_SUPPLIED RECORDS_

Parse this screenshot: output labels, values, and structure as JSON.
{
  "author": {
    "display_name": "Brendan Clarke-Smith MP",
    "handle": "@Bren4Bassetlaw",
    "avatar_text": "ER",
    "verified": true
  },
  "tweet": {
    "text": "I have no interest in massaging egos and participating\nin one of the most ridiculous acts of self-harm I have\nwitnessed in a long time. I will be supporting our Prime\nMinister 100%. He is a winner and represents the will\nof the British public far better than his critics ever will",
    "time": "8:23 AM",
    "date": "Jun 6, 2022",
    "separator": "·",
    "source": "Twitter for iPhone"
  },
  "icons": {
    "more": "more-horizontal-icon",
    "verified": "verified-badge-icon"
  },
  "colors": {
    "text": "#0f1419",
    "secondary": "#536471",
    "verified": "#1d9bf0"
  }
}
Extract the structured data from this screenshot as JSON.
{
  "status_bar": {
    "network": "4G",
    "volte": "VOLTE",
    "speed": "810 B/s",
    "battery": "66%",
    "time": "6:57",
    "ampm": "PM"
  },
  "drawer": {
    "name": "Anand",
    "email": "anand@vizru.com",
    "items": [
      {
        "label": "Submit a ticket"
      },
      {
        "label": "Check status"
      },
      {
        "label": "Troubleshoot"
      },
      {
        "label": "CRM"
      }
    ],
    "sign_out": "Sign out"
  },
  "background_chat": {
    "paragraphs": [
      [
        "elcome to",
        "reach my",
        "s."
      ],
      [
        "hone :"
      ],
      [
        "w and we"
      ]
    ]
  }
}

---

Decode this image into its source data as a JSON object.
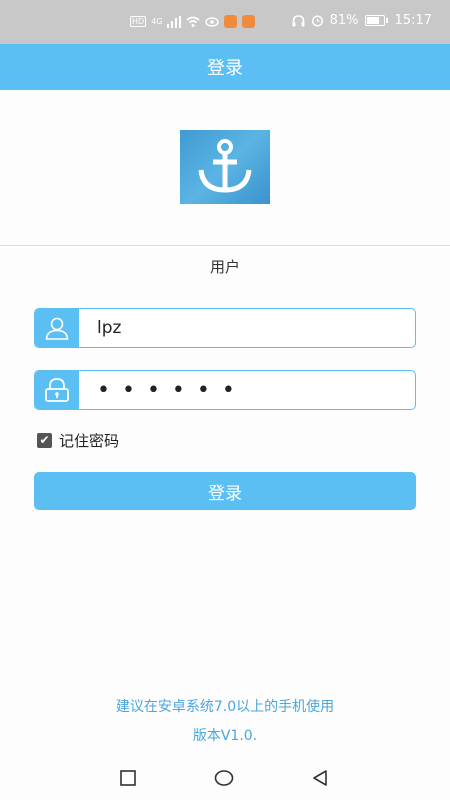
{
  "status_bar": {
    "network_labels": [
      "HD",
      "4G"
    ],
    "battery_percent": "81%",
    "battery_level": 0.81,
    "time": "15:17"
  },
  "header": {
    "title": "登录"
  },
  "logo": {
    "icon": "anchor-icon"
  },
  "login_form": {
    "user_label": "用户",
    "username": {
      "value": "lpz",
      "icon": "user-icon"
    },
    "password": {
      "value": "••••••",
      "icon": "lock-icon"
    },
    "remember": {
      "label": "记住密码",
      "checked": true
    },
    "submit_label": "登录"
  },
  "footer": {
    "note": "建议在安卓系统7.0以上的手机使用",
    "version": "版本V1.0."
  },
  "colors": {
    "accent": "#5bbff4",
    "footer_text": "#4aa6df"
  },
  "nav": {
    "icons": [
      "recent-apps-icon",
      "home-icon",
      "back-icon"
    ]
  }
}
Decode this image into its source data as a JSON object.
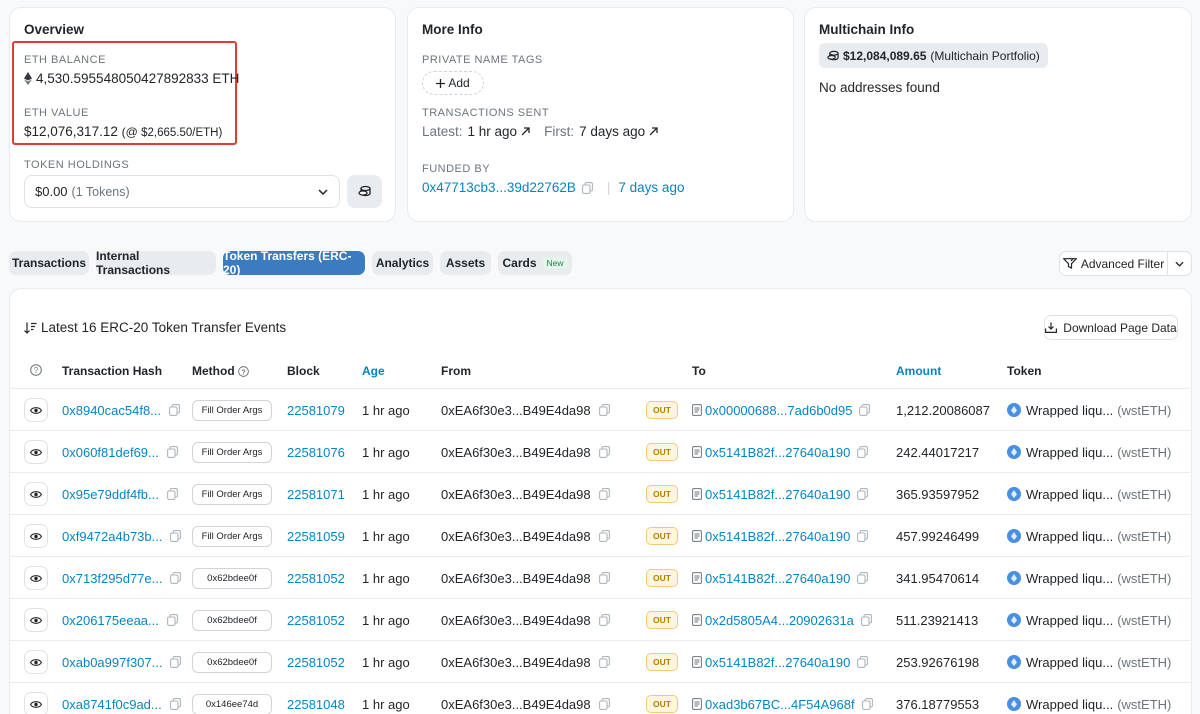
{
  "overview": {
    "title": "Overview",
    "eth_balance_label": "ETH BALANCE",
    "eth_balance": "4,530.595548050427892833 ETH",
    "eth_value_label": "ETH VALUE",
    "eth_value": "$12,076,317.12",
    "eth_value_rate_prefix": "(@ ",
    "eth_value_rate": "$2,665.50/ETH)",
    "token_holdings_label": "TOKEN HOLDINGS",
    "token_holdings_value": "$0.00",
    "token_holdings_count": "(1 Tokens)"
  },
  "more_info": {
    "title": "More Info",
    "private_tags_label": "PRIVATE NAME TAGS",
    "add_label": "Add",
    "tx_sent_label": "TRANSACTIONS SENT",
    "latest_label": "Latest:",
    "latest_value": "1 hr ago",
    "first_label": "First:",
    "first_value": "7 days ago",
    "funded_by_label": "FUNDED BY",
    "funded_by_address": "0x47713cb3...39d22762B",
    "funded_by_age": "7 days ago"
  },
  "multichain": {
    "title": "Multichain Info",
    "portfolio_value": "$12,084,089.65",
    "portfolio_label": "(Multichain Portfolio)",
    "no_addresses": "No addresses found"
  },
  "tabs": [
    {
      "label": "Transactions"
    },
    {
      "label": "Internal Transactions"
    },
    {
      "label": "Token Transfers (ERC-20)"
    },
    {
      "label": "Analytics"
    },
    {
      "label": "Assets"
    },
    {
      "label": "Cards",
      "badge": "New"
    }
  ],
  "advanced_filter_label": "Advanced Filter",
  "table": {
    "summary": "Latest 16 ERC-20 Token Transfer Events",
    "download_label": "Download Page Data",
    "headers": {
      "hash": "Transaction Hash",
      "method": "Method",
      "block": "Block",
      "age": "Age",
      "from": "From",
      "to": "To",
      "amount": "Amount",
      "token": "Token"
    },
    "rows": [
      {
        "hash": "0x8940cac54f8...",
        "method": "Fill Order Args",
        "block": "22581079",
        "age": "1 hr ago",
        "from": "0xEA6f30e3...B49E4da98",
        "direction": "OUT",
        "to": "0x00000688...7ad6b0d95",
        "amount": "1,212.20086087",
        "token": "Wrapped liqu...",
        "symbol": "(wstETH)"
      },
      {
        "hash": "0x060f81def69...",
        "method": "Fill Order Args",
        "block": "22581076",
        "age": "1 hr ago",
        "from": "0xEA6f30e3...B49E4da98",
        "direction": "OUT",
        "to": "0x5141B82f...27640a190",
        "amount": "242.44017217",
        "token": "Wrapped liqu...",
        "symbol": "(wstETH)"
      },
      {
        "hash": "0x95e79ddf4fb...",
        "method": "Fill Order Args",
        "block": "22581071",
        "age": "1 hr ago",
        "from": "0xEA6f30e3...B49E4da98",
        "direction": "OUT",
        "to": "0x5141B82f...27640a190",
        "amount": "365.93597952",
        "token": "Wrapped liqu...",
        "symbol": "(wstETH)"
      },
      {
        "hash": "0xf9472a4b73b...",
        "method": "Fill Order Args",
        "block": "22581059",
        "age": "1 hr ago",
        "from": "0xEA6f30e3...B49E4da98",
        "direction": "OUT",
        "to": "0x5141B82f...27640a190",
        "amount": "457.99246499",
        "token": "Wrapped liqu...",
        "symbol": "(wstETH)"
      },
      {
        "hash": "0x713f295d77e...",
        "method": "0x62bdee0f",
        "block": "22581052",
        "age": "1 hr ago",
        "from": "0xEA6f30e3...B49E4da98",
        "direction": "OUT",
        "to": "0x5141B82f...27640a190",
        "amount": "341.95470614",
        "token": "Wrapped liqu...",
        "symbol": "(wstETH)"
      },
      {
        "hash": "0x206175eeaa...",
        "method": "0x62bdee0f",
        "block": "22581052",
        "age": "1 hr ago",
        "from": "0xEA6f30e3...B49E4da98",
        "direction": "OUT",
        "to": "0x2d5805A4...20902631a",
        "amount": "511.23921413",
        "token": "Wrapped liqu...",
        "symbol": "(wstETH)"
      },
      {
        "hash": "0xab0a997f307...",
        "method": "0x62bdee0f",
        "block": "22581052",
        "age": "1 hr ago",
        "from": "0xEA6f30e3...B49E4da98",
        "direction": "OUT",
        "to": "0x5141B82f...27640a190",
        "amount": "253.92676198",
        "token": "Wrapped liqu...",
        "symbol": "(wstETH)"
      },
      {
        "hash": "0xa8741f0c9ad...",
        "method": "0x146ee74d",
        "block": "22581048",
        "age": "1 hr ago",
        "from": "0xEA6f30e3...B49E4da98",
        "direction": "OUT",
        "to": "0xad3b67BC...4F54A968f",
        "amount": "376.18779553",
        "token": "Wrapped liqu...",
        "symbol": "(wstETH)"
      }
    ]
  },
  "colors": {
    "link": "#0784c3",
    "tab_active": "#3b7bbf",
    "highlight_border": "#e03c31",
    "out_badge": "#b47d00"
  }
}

_EXERCISE REQUIREMENTS_
Pull out all lines from the entries above that include the word "hash".

_FINISHED EXERCISE_
      "hash": "Transaction Hash",
        "hash": "0x8940cac54f8...",
        "hash": "0x060f81def69...",
        "hash": "0x95e79ddf4fb...",
        "hash": "0xf9472a4b73b...",
        "hash": "0x713f295d77e...",
        "hash": "0x206175eeaa...",
        "hash": "0xab0a997f307...",
        "hash": "0xa8741f0c9ad...",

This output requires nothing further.